Written exercise
List all the lines in these records that hold "label".

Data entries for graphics
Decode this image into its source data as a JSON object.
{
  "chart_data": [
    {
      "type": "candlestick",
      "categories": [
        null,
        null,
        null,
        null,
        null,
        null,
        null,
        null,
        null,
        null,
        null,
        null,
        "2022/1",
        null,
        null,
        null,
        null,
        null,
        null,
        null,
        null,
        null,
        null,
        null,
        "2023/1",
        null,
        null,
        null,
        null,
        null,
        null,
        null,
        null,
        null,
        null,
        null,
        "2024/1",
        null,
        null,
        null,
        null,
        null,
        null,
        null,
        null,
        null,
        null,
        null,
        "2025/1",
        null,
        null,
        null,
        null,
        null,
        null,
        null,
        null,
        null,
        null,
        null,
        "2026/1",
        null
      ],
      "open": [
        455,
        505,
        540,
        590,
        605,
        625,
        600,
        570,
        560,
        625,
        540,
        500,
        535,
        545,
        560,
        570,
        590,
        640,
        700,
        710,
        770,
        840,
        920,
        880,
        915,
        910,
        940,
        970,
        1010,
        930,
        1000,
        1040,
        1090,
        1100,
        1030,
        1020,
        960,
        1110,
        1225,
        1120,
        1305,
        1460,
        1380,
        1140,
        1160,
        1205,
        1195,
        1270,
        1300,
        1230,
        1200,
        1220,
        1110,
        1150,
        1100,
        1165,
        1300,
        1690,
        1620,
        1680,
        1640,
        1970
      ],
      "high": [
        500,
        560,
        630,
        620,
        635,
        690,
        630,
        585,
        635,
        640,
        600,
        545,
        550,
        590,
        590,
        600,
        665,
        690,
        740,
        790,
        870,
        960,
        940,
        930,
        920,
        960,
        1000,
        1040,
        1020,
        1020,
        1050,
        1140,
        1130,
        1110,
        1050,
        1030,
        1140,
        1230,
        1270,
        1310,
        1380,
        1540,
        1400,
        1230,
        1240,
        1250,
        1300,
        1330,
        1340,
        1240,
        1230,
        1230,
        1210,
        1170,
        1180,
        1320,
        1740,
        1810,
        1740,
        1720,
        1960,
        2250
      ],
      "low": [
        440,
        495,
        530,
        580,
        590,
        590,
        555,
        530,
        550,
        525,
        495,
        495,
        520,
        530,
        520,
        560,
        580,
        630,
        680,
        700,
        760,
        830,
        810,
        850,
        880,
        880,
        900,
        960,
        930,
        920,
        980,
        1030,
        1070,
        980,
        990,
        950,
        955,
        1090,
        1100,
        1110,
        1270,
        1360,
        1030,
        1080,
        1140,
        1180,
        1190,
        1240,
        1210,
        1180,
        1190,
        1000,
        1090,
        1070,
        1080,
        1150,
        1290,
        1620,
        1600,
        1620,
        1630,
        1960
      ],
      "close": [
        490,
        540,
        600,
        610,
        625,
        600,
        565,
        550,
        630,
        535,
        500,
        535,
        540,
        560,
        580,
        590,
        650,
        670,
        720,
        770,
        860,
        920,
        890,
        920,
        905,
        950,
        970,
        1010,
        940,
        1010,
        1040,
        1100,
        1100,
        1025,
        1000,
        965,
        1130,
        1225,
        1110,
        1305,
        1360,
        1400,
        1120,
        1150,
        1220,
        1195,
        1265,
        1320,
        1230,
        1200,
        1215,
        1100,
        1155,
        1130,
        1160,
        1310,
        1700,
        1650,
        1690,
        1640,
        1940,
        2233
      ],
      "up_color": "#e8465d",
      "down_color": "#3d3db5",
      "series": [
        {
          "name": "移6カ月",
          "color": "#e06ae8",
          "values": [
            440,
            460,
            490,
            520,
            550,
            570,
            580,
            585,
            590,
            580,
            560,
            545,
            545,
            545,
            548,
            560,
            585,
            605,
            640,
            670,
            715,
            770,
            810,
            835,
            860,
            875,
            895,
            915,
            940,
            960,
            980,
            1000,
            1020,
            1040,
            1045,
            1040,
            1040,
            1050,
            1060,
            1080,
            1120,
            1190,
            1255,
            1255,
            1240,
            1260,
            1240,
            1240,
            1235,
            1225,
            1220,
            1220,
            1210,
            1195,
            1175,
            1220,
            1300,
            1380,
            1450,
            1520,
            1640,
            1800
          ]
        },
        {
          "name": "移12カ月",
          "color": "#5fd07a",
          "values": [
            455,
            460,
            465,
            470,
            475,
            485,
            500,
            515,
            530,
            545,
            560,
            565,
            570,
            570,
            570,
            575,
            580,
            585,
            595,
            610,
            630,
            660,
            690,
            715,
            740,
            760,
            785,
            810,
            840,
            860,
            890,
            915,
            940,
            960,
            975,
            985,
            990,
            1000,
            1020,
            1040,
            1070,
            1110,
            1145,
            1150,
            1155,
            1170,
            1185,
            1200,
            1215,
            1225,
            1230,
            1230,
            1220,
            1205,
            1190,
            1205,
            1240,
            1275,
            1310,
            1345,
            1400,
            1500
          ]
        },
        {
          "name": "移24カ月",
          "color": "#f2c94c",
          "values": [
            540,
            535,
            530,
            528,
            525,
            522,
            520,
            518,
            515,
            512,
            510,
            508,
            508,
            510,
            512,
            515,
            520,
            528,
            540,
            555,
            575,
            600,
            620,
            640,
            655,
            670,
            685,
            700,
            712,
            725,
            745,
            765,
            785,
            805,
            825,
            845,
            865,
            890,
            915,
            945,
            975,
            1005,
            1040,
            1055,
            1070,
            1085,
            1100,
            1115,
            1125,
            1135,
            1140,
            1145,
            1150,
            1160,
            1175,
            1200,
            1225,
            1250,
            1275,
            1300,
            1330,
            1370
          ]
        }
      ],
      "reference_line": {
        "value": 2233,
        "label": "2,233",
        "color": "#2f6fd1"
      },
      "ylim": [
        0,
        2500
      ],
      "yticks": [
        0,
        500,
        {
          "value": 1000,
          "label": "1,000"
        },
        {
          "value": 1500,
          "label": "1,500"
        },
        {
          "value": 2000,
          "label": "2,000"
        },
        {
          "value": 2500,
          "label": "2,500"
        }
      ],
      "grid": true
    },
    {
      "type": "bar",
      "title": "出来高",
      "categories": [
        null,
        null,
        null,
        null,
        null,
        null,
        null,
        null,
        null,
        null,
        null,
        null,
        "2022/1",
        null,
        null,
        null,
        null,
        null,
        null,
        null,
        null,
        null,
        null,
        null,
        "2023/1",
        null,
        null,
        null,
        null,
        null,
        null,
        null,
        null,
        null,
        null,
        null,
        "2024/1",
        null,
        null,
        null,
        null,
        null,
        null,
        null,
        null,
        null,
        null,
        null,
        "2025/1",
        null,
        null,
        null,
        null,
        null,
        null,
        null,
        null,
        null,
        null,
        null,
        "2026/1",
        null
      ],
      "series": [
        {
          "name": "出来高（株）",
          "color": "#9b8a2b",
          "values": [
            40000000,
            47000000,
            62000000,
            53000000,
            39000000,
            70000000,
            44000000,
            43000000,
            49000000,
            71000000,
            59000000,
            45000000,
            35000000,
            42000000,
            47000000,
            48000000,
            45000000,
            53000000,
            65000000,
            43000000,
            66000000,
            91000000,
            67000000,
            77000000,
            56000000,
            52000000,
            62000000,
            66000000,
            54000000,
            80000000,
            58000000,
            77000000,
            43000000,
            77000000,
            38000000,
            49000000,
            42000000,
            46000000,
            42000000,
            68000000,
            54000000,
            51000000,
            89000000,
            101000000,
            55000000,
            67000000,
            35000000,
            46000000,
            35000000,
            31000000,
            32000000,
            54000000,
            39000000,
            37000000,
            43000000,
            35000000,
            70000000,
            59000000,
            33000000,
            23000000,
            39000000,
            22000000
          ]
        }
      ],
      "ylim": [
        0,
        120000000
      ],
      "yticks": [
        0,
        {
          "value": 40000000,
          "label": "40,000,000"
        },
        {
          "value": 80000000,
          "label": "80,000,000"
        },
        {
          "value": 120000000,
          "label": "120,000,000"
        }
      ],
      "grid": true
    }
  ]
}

Task solution
        "label": "2,233",
          "label": "1,000"
          "label": "1,500"
          "label": "2,000"
          "label": "2,500"
          "label": "40,000,000"
          "label": "80,000,000"
          "label": "120,000,000"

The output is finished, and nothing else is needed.